=== Exercise text ===
────────────────────────────────────────

An extensive workup (Table 2) for the cause of his pulmonary lesions was undertaken, which failed to identify infectious, malignant, or autoimmune etiologies for his respiratory failure. Laboratory studies revealed all of the following investigations to be negative: HIV test, Legionella and streptococcal urinary antigen, Mycoplasma IgM antibody, influenza A and B (ELISA), RSV testing by PCR, coccidioidomycosis serology, and final blood cultures. Hence, an infectious etiology appeared to be unlikely. A normal ESR, ANA, ANCA, and complement levels effectively ruled out vasculitis or an autoimmune process. Tumor marker levels (bHCG and alpha-fetoprotein) for metastatic testicular cancer were also unremarkable. A two-dimensional echocardiogram revealed a normal ejection fraction (60–65 %) and no other abnormalities.

Table 2.

Inpatient laboratory data

Test Result
HIV Non-reactive
Legionella urinary antigen Negative
Streptococcal urinary antigen Negative
Mycoplasma Ig M antibody Negative
Influenza A and B (EIA and PCR) Negative
RSV by PCR Negative
ESR Negative
Blood cultures Negative
ANA (anti-neutrophil antibody) test Not detected
ANCA (anti-neutrophil cytoplasmic antibodies) <1:20
Complement (C3) 93.5 (80–170 mg/dl)
Complement (C4) 21.6 (12–36 mg/dl)
Beta HCG level <1 (0–3 IU/L)
Alpha-fetoprotein level 1 (0–9 ng/ml)
Coccididomycosis serology (complement fixation and immunodiffusion) Negative
2-D echocardiogram Ejection fraction 60–65 % , no other abnormalities
Broncho-alveolar lavage (BAL) cell count from left upper lobe Polymorph nuclear cells, 49 %; lymphocytes, 8 %; macrophages, 43 %; no eosinophils
Broncho-alveolar lavage (BAL) gram stain, acid-fast bacilli (AFB) stain and culture, fungal smear and culture, and viral cultures Negative
Cytology Scattered pulmonary macrophages containing refractile brown pigment of non-ferrous origin on iron-specific staining. No malignant cells; hemosiderin-laden macrophages <1 %
Pathology Carcinoid tumorlett (consistent with non-specific bronchitis)

Broncho-alveolar lavage (BAL) with transbronchial biopsies resulted in a non-clearing crimson fluid which did not clear with repeat washings. Histologic analysis revealed lymphocytic infiltrate, and iron-specific cytochemical staining revealed numerous macrophages containing a refractile brown pigment (Fig. 3a, b) that was non-ferruginous in origin. This suggested a process distinct from alveolar hemorrhage with hemosiderin formation. The cell count from the BAL fluid was as follows: polymorphonuclear cells, 49; lymphocytes, 8; macrophages, 43; and no eosinophils. The BAL Gram stain, AFB stains and cultures, fungal smear and culture, and viral cultures were all unremarkable.

────────────────────────────────────────

=== Problems to solve ===
[a] Update the case report from "Complement (C4) 21.6" to "with non-specific bronchitis)", changing "Pathology" to "Histopathology".
[b] Take the case report further by writing what comes after its final sentence.
The data entries aren't needed for this work.

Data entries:
────────────────────────────────────────

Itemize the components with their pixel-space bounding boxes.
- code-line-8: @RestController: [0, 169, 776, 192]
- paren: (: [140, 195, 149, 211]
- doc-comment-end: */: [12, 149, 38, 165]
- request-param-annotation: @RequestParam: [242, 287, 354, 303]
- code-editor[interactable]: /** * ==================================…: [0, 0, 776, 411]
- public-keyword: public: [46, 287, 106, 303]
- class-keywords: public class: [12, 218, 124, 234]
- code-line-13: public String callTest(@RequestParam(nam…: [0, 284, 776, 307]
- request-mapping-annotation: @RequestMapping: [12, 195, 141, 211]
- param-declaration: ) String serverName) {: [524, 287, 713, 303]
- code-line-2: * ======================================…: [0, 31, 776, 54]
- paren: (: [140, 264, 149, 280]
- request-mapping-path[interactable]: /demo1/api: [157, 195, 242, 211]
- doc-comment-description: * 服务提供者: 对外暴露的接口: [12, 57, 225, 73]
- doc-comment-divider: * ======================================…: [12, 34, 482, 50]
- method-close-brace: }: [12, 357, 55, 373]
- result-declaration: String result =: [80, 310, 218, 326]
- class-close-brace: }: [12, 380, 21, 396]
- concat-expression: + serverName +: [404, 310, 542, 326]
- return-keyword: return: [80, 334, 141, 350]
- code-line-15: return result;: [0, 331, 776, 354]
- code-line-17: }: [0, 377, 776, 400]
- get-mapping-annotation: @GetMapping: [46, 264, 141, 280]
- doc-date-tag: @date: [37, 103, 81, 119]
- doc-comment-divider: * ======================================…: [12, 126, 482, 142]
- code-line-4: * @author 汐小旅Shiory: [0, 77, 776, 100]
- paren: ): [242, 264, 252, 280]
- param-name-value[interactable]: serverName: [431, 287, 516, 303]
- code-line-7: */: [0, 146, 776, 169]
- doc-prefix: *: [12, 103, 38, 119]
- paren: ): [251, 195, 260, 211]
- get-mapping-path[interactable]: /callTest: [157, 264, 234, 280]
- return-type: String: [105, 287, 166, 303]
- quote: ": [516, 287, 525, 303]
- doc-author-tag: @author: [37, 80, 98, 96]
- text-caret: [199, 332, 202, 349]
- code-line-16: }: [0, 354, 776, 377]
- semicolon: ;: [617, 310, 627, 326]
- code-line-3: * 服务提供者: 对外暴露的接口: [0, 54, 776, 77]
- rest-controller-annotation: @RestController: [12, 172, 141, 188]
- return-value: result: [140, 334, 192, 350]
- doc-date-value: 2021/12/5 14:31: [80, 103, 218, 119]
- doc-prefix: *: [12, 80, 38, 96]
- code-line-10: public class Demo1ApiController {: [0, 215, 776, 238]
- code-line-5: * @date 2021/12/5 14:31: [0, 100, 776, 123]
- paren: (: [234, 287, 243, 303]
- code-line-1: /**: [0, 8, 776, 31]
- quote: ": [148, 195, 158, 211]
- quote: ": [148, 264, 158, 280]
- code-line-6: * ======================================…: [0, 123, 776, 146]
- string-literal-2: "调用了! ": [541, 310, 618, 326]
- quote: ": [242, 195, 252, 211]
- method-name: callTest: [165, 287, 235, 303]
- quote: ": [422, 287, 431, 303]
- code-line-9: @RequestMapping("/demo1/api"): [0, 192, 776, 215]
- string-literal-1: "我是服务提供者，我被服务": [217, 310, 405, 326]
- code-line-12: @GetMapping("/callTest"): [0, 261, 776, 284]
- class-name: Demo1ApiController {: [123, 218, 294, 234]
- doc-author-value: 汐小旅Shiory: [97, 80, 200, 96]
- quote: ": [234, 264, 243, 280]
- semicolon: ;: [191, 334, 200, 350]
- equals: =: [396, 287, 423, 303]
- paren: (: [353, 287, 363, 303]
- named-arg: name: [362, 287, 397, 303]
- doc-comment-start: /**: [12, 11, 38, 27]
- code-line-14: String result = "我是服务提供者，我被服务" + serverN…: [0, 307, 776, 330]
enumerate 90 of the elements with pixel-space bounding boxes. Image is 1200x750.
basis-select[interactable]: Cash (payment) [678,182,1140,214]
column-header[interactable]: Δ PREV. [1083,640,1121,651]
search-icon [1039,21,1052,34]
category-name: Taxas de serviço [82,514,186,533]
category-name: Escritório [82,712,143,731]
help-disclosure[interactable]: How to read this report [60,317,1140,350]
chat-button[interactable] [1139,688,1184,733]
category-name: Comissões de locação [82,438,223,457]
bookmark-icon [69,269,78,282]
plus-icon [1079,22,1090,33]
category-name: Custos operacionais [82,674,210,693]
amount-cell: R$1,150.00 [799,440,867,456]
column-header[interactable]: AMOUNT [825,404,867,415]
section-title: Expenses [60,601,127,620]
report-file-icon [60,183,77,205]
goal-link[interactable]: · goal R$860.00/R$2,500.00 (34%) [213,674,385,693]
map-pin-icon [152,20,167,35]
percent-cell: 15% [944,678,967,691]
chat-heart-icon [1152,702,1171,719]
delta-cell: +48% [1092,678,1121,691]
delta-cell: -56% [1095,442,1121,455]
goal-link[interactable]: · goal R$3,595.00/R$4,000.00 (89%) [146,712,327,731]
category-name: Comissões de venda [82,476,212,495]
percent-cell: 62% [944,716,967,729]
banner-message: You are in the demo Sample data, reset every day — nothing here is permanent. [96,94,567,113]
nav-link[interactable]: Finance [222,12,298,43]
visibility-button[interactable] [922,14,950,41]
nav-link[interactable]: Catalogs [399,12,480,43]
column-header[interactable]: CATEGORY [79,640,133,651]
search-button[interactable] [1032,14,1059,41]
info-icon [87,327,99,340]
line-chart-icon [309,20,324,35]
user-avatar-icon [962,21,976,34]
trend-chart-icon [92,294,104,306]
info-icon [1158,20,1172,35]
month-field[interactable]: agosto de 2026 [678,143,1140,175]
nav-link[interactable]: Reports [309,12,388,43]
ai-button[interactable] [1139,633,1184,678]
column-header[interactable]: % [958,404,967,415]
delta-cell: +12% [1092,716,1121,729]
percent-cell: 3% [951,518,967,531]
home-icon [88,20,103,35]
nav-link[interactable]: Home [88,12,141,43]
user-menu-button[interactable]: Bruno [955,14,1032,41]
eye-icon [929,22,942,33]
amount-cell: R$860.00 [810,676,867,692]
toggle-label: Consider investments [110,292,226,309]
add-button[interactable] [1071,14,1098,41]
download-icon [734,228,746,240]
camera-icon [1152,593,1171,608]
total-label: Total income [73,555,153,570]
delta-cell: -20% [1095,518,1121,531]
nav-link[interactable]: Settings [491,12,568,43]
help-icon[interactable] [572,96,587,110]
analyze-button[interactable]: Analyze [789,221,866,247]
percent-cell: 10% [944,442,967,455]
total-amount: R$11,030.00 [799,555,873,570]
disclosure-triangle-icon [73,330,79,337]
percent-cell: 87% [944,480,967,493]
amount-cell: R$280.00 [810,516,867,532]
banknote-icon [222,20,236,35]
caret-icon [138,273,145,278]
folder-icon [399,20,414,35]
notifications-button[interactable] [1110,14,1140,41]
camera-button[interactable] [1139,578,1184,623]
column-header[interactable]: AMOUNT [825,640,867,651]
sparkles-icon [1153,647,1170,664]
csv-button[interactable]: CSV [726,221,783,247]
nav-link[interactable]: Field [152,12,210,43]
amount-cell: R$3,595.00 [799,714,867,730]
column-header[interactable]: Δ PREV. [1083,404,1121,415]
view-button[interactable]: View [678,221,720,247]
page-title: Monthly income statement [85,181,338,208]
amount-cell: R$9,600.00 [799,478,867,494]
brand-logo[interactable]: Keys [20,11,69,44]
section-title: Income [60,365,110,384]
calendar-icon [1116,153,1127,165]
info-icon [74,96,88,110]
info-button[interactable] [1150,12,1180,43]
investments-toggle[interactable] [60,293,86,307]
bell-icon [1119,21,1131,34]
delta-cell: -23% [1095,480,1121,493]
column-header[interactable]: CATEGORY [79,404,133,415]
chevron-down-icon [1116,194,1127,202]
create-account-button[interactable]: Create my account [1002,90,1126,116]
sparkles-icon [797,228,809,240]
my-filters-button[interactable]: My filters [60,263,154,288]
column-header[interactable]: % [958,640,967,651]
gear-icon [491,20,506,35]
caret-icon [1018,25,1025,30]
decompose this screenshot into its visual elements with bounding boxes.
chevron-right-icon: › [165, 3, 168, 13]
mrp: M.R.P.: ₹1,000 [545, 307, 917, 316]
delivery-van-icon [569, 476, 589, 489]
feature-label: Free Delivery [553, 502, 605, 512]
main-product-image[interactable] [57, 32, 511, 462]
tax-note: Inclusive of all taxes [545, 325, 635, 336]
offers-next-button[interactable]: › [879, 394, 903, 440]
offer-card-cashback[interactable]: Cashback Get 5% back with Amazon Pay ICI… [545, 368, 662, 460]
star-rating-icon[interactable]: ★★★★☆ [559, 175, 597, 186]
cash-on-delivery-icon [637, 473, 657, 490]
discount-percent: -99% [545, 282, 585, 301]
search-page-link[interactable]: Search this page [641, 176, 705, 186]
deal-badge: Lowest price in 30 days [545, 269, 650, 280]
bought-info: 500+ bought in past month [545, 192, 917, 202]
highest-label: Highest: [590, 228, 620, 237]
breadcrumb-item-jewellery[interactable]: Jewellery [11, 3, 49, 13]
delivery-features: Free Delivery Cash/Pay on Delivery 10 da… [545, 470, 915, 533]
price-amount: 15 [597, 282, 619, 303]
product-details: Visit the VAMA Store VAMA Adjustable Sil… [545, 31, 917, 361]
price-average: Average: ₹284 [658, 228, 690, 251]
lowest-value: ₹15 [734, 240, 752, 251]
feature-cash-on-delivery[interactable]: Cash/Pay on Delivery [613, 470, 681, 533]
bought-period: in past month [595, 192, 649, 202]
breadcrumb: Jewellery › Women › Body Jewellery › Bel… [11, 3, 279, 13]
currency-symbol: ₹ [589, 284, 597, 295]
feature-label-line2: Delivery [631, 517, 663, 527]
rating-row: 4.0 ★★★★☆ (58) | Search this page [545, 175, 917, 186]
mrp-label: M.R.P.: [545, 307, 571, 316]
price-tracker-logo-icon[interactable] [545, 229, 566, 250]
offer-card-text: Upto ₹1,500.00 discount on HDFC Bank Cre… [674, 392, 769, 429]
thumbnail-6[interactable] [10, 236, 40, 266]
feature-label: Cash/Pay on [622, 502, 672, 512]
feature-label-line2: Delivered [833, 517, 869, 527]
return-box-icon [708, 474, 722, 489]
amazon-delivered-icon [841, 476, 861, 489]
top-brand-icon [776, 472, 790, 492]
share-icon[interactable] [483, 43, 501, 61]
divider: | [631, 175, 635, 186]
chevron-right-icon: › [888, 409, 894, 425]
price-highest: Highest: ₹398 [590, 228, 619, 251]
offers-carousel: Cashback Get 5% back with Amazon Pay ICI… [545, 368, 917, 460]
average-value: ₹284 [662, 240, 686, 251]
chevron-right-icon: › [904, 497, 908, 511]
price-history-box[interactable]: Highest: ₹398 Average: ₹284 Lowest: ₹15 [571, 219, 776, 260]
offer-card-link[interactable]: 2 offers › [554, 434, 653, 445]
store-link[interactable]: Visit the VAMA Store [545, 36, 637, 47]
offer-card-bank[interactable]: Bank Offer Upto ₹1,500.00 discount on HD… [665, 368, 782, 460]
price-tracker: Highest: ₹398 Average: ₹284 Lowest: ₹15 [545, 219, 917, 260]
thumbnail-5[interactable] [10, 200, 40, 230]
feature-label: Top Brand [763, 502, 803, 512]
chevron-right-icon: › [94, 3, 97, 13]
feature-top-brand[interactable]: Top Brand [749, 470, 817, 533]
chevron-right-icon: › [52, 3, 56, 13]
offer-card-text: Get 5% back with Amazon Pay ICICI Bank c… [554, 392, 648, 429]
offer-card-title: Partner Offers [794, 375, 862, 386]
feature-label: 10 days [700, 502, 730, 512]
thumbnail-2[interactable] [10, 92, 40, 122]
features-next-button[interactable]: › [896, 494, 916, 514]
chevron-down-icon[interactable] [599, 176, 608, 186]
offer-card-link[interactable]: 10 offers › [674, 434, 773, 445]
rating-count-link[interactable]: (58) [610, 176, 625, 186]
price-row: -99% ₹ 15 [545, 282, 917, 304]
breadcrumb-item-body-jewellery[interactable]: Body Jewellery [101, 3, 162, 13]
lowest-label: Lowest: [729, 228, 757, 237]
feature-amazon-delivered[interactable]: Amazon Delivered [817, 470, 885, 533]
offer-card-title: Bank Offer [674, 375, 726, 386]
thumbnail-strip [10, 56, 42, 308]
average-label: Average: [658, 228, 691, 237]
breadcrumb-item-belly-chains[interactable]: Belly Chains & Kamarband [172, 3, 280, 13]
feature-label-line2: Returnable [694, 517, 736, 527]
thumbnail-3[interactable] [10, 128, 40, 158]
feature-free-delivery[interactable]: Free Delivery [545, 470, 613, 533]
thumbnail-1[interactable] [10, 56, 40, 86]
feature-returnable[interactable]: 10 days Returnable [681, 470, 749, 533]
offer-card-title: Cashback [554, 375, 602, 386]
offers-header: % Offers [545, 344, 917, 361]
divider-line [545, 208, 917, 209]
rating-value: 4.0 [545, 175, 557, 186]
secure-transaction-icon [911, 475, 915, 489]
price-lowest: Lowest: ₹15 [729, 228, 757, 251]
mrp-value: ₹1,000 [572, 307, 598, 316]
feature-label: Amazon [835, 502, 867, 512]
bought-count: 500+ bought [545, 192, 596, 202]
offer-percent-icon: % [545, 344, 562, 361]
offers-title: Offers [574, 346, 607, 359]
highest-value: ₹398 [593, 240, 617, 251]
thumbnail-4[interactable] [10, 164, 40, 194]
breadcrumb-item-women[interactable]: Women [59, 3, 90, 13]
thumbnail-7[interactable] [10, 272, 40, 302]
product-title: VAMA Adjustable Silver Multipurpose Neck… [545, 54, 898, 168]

────────────────────────────────────────

=== Answers by item ===
[a]
Complement (C4) 21.6 (12–36 mg/dl)
Beta HCG level <1 (0–3 IU/L)
Alpha-fetoprotein level 1 (0–9 ng/ml)
Coccididomycosis serology (complement fixation and immunodiffusion) Negative
2-D echocardiogram Ejection fraction 60–65 % , no other abnormalities
Broncho-alveolar lavage (BAL) cell count from left upper lobe Polymorph nuclear cells, 49 %; lymphocytes, 8 %; macrophages, 43 %; no eosinophils
Broncho-alveolar lavage (BAL) gram stain, acid-fast bacilli (AFB) stain and culture, fungal smear and culture, and viral cultures Negative
Cytology Scattered pulmonary macrophages containing refractile brown pigment of non-ferrous origin on iron-specific staining. No malignant cells; hemosiderin-laden macrophages <1 %
Histopathology Carcinoid tumorlett (consistent with non-specific bronchitis)

[b]
Fig. 3.

Fig. 3

Repeat CT scan hospital day 6

Further questioning of his wife, relatives, and workplace supervisors revealed that he had been employed as an aviation mechanic for the military for the prior 2 years, with work-related travel to Afghanistan, Indonesia, and the Middle East, but no known hazardous occupational exposures or close contact with infected persons. The travel history prompted an extensive negative workup for unusual infections, as outlined above. He had smoked one-half pack of regular cigarettes daily, with occasional alcohol and frequent (nearly daily) marijuana use. It also emerged that over the prior 4 months, the patient had smoked synthetic cannabinoids in the form of multiple brands of “Spice” products. His typical habit was to combine and smoke several different Spice products into a pipe or bong (Fig. 4a, b are specimens of unopened packets from his “herbal incense” collection).

Fig. 4.

Fig. 4

Chest X-ray at discharge (hospital day 8)

By the third hospital day, his hypoxemia improved, and, over the course of a week, he improved both clinically and radiographically (Figs. 5 and 6). He was continued on various antibiotics and steroids while the diagnostic workup was completed. Over 8 days, he was successfully weaned from mechanical ventilation, and all medications were stopped or tapered down. He was discharged, neurologically intact, and independently ambulatory, in stable condition.

Fig. 5.

Fig. 5

a and b Spice compounds submitted by the patient’s family for analysis, all of which contained AM-2201. Spice, K2, and similar SC agents are sold in colorful, deceptively packaged 1–3-g mixtures containing dried plant products which have been sprayed with one or more synthetic cannabinoids [17]. These products are marketed with deceptive labels such as “herbal incense” or “potpourri” and packets are labeled “not for human consumption”

Fig. 6.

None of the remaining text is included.